(Problem to solve) Write out every entry precisely as given, leaving the pictures out.
------------------------------
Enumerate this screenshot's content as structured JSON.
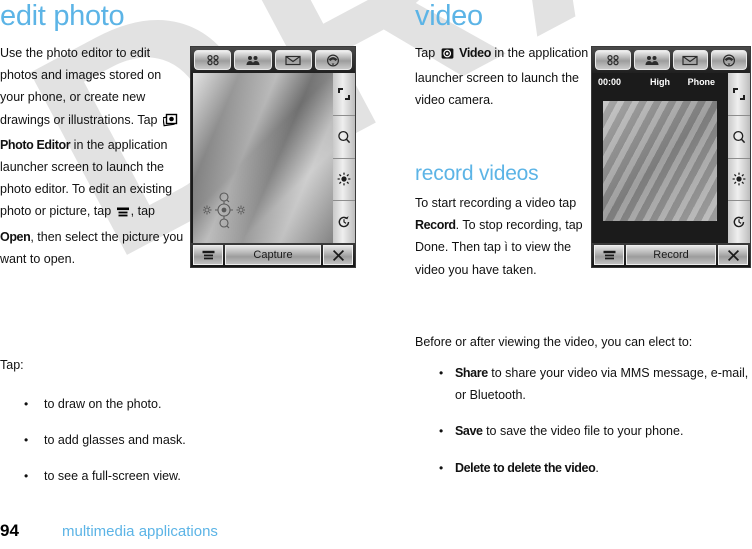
{
  "footer": {
    "page_number": "94",
    "section_label": "multimedia applications"
  },
  "colors": {
    "heading_blue": "#5cb4e6",
    "body_black": "#111111",
    "watermark_gray": "#e2e2e2"
  },
  "watermark": {
    "text": "DRAFT"
  },
  "left_column": {
    "title": "edit photo",
    "paragraph1_a": "Use the photo editor to edit photos and images stored on your phone, or create new drawings or illustrations. Tap ",
    "photo_editor_label": "Photo Editor",
    "paragraph1_b": " in the application launcher screen to launch the photo editor. To edit an existing photo or picture, tap ",
    "paragraph1_c": ", tap ",
    "open_label": "Open",
    "paragraph1_d": ", then select the picture you want to open.",
    "tap_label": "Tap:",
    "bullets": [
      "to draw on the photo.",
      "to add glasses and mask.",
      "to see a full-screen view."
    ],
    "icons": {
      "photo_editor": "photo-editor-icon",
      "menu": "menu-icon"
    }
  },
  "right_column": {
    "title": "video",
    "paragraph1_a": "Tap ",
    "video_label": "Video",
    "paragraph1_b": " in the application launcher screen to launch the video camera.",
    "subtitle": "record videos",
    "paragraph2_a": "To start recording a video tap ",
    "record_label": "Record",
    "paragraph2_b": ". To stop recording, tap Done. Then tap ì to view the video you have taken.",
    "paragraph3": "Before or after viewing the video, you can elect to:",
    "bullets": [
      {
        "term": "Share",
        "rest": " to share your video via MMS message, e-mail, or Bluetooth."
      },
      {
        "term": "Save",
        "rest": " to save the video file to your phone."
      },
      {
        "term": "Delete to delete the video",
        "rest": "."
      }
    ],
    "icons": {
      "video": "video-camera-icon"
    }
  },
  "device_photo": {
    "name": "photo-editor-capture-screen",
    "topbar_buttons": [
      "apps-grid-icon",
      "contacts-icon",
      "message-envelope-icon",
      "dialer-icon"
    ],
    "sidebar_buttons": [
      "resize-icon",
      "zoom-search-icon",
      "brightness-icon",
      "timer-icon"
    ],
    "softkey_left": "menu-icon",
    "softkey_center_label": "Capture",
    "softkey_right": "close-x-icon"
  },
  "device_video": {
    "name": "video-camera-record-screen",
    "topbar_buttons": [
      "apps-grid-icon",
      "contacts-icon",
      "message-envelope-icon",
      "dialer-icon"
    ],
    "status": {
      "timer": "00:00",
      "quality": "High",
      "storage": "Phone"
    },
    "sidebar_buttons": [
      "resize-icon",
      "zoom-search-icon",
      "brightness-icon",
      "timer-icon"
    ],
    "softkey_left": "menu-icon",
    "softkey_center_label": "Record",
    "softkey_right": "close-x-icon"
  }
}
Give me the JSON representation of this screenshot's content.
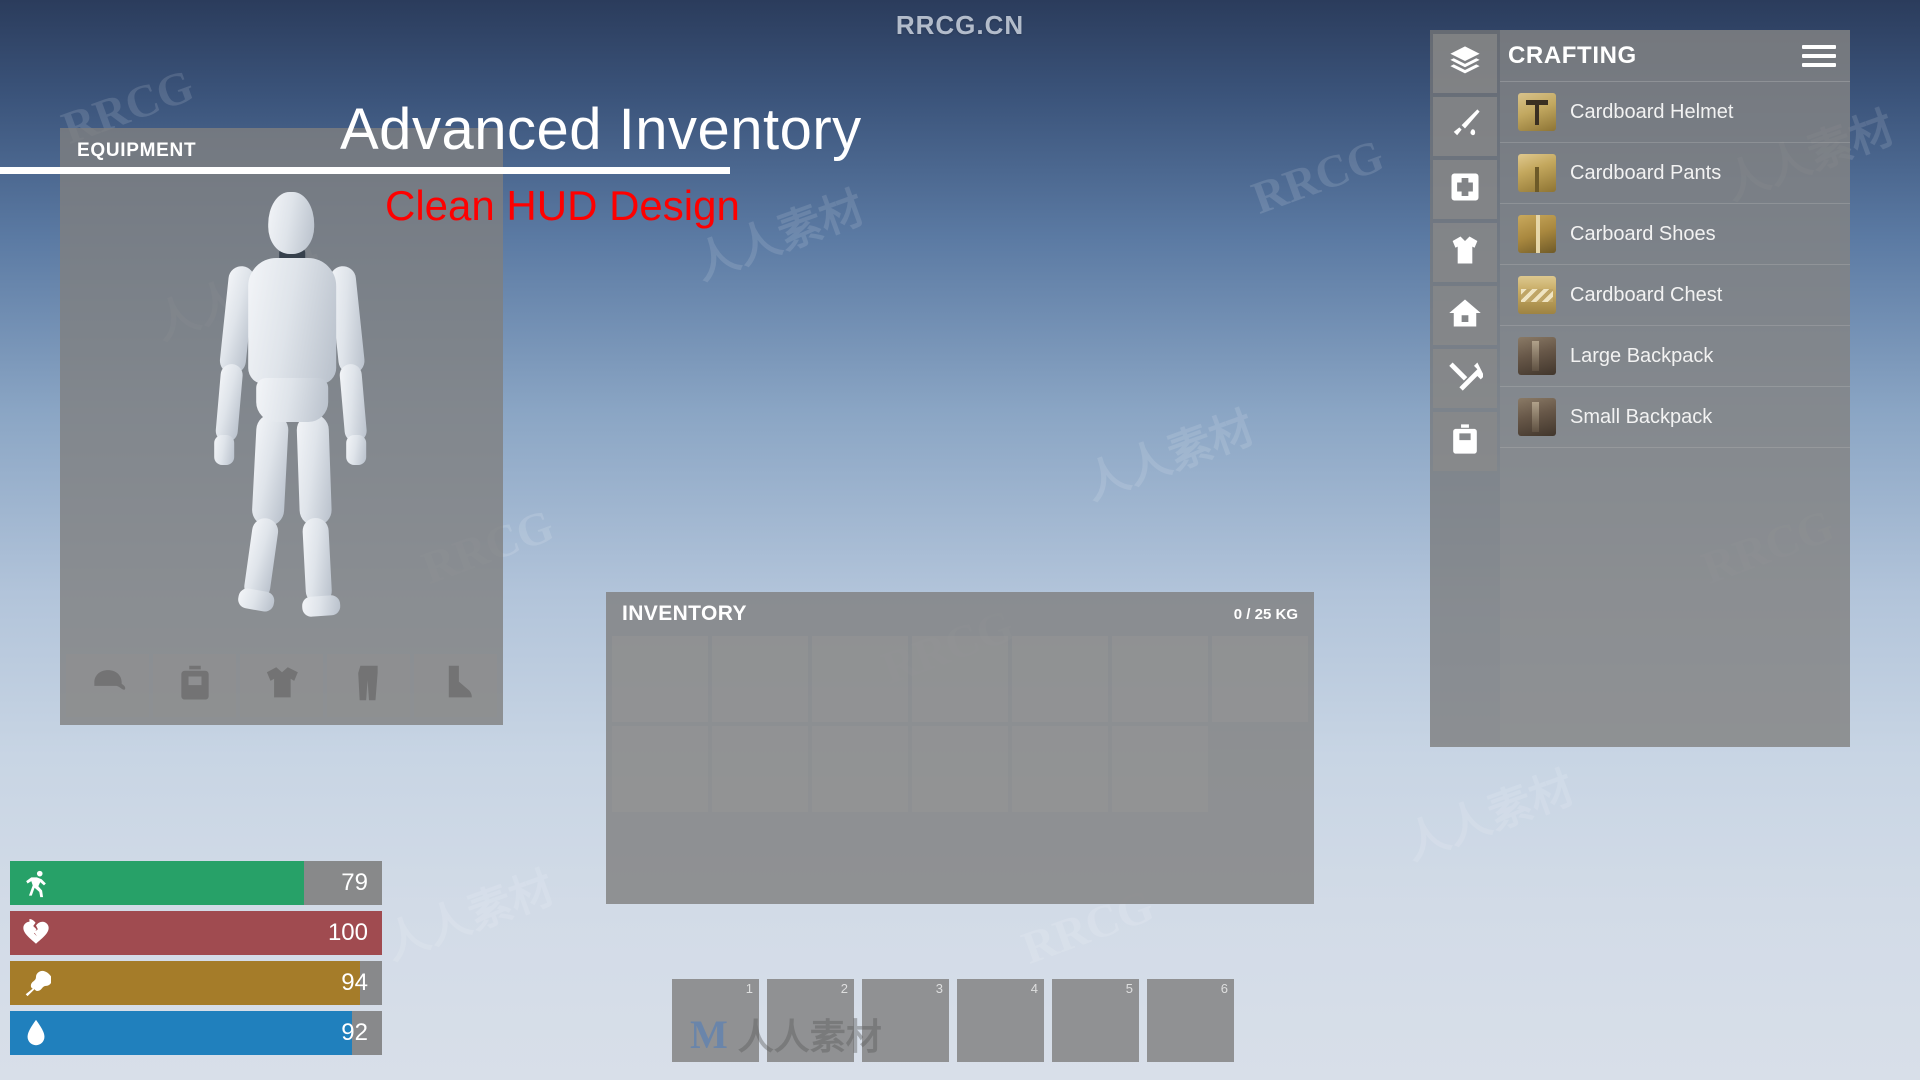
------------------------------
(Exercise response)
Enumerate this screenshot's content as structured JSON.
{
  "footer": {
    "page_number": "94",
    "section_label": "multimedia applications"
  },
  "colors": {
    "heading_blue": "#5cb4e6",
    "body_black": "#111111",
    "watermark_gray": "#e2e2e2"
  },
  "watermark": {
    "text": "DRAFT"
  },
  "left_column": {
    "title": "edit photo",
    "paragraph1_a": "Use the photo editor to edit photos and images stored on your phone, or create new drawings or illustrations. Tap ",
    "photo_editor_label": "Photo Editor",
    "paragraph1_b": " in the application launcher screen to launch the photo editor. To edit an existing photo or picture, tap ",
    "paragraph1_c": ", tap ",
    "open_label": "Open",
    "paragraph1_d": ", then select the picture you want to open.",
    "tap_label": "Tap:",
    "bullets": [
      "to draw on the photo.",
      "to add glasses and mask.",
      "to see a full-screen view."
    ],
    "icons": {
      "photo_editor": "photo-editor-icon",
      "menu": "menu-icon"
    }
  },
  "right_column": {
    "title": "video",
    "paragraph1_a": "Tap ",
    "video_label": "Video",
    "paragraph1_b": " in the application launcher screen to launch the video camera.",
    "subtitle": "record videos",
    "paragraph2_a": "To start recording a video tap ",
    "record_label": "Record",
    "paragraph2_b": ". To stop recording, tap Done. Then tap ì to view the video you have taken.",
    "paragraph3": "Before or after viewing the video, you can elect to:",
    "bullets": [
      {
        "term": "Share",
        "rest": " to share your video via MMS message, e-mail, or Bluetooth."
      },
      {
        "term": "Save",
        "rest": " to save the video file to your phone."
      },
      {
        "term": "Delete to delete the video",
        "rest": "."
      }
    ],
    "icons": {
      "video": "video-camera-icon"
    }
  },
  "device_photo": {
    "name": "photo-editor-capture-screen",
    "topbar_buttons": [
      "apps-grid-icon",
      "contacts-icon",
      "message-envelope-icon",
      "dialer-icon"
    ],
    "sidebar_buttons": [
      "resize-icon",
      "zoom-search-icon",
      "brightness-icon",
      "timer-icon"
    ],
    "softkey_left": "menu-icon",
    "softkey_center_label": "Capture",
    "softkey_right": "close-x-icon"
  },
  "device_video": {
    "name": "video-camera-record-screen",
    "topbar_buttons": [
      "apps-grid-icon",
      "contacts-icon",
      "message-envelope-icon",
      "dialer-icon"
    ],
    "status": {
      "timer": "00:00",
      "quality": "High",
      "storage": "Phone"
    },
    "sidebar_buttons": [
      "resize-icon",
      "zoom-search-icon",
      "brightness-icon",
      "timer-icon"
    ],
    "softkey_left": "menu-icon",
    "softkey_center_label": "Record",
    "softkey_right": "close-x-icon"
  }
}
Give me the JSON representation of this screenshot's content.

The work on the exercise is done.